SHORT TASK
Scan the entries below. List each line with "pour".

SUPPLIED DATA

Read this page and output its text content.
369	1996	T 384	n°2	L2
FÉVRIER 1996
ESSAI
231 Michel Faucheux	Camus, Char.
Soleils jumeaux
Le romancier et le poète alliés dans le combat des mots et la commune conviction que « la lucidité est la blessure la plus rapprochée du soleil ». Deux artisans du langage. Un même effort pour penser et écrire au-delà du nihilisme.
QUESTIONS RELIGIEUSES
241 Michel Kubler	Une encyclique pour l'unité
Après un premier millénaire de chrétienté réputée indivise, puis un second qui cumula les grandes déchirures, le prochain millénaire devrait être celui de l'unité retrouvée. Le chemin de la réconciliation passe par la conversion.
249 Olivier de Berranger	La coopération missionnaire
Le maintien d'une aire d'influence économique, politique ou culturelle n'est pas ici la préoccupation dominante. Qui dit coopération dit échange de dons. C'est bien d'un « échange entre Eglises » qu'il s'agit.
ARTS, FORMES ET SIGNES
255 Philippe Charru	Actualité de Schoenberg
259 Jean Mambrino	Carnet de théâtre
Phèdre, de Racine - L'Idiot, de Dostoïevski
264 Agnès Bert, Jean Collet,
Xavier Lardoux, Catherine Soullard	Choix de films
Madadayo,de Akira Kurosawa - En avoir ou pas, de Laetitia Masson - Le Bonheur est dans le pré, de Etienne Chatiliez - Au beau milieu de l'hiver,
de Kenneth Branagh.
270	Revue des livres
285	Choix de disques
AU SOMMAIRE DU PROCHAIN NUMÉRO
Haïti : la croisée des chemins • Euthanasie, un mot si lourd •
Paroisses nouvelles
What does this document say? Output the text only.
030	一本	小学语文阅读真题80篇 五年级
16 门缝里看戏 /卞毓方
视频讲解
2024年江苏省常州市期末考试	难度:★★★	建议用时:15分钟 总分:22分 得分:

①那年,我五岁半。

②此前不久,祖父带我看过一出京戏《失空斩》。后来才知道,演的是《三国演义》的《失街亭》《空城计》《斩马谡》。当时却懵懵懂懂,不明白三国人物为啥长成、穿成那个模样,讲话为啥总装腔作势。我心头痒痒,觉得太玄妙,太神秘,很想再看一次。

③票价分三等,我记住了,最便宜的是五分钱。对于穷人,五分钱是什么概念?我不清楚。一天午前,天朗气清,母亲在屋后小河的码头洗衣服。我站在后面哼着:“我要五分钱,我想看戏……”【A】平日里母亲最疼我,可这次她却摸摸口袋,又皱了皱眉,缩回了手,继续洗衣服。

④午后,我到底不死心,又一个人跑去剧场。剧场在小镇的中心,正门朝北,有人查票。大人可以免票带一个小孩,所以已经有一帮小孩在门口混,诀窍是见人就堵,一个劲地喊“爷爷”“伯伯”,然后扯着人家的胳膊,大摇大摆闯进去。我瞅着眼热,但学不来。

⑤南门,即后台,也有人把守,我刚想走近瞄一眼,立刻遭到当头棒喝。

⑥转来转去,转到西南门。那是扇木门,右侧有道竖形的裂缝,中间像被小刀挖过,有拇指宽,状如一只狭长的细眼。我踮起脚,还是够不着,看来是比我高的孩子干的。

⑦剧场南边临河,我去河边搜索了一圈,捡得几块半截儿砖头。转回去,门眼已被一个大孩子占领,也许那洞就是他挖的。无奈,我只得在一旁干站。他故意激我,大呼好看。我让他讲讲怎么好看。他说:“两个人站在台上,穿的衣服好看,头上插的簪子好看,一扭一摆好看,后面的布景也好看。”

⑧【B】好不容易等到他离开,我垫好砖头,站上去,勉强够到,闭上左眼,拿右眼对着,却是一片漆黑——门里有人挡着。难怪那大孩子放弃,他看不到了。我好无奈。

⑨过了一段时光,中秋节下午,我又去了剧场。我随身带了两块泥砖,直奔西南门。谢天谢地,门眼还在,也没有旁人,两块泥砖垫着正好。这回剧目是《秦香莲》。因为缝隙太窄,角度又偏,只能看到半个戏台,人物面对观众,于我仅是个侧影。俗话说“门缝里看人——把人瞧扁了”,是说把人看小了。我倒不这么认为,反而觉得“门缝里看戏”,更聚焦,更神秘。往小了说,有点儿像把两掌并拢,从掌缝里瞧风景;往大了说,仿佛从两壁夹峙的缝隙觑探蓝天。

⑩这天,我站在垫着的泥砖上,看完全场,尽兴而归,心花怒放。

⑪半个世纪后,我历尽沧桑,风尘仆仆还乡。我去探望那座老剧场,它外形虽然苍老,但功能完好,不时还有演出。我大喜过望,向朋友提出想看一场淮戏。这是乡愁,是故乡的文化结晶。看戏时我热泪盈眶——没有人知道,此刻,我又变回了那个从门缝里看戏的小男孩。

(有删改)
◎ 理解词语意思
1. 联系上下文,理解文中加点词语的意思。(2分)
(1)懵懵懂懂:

RESULT BELOW
Le romancier et le poète alliés dans le combat des mots et la commune conviction que « la lucidité est la blessure la plus rapprochée du soleil ». Deux artisans du langage. Un même effort pour penser et écrire au-delà du nihilisme.
241 Michel Kubler	Une encyclique pour l'unité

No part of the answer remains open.